Data supplied

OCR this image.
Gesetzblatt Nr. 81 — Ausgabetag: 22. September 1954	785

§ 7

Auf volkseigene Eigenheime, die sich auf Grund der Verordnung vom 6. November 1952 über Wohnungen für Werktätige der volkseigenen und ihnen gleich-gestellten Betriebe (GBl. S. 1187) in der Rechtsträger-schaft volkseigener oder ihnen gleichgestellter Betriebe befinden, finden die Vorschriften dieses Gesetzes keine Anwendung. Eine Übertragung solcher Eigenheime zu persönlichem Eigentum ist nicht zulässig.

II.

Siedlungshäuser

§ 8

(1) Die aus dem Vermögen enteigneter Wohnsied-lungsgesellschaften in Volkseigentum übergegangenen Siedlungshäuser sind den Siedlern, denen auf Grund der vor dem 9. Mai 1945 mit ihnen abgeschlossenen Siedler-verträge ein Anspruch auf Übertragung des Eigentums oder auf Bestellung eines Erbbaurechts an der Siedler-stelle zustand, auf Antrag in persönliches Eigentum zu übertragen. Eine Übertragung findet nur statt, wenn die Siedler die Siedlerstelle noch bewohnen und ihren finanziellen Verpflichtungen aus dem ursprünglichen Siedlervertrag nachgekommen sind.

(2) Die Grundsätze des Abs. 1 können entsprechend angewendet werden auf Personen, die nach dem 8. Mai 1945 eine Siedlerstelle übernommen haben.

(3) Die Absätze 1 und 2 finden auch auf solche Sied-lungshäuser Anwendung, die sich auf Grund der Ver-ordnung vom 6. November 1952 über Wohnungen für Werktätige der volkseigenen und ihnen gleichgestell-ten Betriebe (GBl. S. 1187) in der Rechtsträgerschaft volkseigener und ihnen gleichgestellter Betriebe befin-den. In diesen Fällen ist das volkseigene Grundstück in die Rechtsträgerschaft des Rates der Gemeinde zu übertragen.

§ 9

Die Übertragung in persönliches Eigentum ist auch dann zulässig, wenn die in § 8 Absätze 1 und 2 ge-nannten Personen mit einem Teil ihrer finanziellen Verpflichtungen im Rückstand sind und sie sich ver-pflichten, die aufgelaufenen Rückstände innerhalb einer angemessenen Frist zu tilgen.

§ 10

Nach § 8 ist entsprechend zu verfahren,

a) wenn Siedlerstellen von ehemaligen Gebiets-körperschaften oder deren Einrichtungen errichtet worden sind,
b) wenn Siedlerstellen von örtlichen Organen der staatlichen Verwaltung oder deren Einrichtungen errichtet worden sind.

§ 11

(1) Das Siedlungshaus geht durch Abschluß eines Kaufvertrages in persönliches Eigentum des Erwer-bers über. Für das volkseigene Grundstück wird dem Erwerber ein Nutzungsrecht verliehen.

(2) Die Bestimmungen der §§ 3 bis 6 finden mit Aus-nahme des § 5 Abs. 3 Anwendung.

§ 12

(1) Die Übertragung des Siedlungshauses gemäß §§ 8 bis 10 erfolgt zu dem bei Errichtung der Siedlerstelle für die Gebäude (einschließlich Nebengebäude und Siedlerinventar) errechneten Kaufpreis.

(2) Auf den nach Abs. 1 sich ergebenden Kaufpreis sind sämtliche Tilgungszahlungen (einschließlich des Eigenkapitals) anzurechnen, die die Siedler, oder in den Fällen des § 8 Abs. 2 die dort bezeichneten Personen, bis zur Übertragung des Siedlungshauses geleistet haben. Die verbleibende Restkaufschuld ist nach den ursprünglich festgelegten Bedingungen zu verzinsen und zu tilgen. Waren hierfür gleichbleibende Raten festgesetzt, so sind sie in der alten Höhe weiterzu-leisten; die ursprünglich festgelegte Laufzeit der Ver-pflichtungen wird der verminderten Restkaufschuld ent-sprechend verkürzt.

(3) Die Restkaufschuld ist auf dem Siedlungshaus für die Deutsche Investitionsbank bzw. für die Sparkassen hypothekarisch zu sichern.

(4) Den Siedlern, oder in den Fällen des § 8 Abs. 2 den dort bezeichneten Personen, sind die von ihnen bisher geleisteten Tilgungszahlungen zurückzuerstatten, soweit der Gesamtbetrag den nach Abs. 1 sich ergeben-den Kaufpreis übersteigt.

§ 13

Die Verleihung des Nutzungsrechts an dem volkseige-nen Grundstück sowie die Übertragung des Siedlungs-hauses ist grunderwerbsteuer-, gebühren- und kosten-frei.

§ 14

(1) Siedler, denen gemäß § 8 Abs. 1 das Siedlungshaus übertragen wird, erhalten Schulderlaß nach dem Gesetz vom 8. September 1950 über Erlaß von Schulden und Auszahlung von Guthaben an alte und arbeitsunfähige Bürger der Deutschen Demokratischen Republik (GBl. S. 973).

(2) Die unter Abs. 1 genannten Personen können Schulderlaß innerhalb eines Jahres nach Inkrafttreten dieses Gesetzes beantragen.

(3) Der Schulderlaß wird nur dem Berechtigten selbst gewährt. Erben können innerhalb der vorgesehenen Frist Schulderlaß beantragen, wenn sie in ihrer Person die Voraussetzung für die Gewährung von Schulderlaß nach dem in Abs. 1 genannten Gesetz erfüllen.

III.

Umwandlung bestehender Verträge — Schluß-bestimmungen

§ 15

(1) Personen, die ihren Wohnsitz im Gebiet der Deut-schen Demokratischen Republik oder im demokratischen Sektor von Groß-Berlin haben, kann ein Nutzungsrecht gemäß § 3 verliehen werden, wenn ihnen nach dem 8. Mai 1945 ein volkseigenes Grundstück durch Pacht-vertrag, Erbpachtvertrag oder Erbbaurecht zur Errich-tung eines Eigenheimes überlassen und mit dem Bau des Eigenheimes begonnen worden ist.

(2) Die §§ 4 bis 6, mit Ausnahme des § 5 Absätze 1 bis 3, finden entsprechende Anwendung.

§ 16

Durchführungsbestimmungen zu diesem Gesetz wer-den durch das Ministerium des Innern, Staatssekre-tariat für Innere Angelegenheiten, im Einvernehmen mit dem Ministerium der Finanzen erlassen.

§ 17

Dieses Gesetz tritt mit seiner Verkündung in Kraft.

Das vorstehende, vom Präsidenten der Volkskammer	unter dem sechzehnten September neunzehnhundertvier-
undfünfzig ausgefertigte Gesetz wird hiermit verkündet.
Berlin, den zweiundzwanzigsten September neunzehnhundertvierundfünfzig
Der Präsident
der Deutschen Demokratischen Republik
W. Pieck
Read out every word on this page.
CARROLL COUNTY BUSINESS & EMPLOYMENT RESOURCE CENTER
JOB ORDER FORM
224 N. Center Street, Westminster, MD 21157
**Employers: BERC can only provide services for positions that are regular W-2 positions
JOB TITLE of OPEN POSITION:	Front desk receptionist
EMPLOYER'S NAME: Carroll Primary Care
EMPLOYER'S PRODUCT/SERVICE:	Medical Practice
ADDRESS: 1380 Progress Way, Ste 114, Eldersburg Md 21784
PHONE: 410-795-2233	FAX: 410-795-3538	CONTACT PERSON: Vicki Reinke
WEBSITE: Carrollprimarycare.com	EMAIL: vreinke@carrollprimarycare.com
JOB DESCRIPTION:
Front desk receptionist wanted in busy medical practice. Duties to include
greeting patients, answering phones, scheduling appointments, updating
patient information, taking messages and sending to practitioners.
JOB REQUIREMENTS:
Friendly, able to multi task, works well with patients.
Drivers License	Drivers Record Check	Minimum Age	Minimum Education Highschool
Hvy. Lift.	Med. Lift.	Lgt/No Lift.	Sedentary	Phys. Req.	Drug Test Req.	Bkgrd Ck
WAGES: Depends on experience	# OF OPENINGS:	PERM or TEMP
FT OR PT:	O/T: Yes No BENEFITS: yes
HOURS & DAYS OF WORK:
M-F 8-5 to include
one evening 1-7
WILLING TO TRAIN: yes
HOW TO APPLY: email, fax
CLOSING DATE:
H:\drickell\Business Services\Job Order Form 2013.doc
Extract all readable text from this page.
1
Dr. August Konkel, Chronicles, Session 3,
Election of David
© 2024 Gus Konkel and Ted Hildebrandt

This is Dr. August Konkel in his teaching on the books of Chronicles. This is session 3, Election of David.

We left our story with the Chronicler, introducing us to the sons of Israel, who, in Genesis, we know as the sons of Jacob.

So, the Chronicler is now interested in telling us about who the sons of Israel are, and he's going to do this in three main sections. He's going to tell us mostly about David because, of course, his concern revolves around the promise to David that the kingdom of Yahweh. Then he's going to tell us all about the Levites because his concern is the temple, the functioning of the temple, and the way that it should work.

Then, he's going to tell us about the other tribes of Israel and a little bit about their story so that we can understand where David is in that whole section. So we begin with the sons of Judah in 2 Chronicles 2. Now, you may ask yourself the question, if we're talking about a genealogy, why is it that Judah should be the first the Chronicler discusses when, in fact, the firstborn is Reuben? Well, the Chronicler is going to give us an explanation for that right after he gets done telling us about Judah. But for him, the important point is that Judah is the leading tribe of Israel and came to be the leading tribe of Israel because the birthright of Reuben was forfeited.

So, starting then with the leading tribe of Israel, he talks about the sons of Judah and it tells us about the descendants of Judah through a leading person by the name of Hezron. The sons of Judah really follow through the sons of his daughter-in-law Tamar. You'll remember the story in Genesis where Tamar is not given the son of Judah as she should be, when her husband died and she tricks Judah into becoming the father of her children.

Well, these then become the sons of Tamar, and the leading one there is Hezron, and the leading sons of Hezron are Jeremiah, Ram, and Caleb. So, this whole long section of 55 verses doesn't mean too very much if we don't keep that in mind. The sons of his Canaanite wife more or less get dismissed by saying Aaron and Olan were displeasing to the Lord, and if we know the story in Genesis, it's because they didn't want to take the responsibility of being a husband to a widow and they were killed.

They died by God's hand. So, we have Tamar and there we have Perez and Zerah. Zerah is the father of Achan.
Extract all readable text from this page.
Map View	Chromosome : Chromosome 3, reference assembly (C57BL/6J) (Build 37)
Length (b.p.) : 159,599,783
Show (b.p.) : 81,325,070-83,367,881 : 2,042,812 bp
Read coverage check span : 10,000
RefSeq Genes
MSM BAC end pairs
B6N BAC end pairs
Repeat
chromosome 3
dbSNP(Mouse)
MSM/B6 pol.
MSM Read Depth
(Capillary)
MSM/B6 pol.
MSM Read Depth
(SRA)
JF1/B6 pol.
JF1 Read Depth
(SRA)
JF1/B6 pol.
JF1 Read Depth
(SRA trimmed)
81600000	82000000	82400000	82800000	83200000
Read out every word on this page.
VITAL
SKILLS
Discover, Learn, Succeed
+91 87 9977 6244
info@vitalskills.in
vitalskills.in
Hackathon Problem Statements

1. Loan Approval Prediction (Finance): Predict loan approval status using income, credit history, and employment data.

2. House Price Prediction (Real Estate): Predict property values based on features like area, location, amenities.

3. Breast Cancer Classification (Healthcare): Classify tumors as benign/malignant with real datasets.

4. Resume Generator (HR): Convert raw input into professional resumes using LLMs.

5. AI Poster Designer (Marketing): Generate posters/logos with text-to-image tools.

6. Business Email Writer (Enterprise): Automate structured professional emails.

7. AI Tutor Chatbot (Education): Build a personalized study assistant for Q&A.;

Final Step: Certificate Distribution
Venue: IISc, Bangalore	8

Exercise requirements
Each line of the data above that contains the word "Front" counts once; report the total and add nothing.

Task answer
2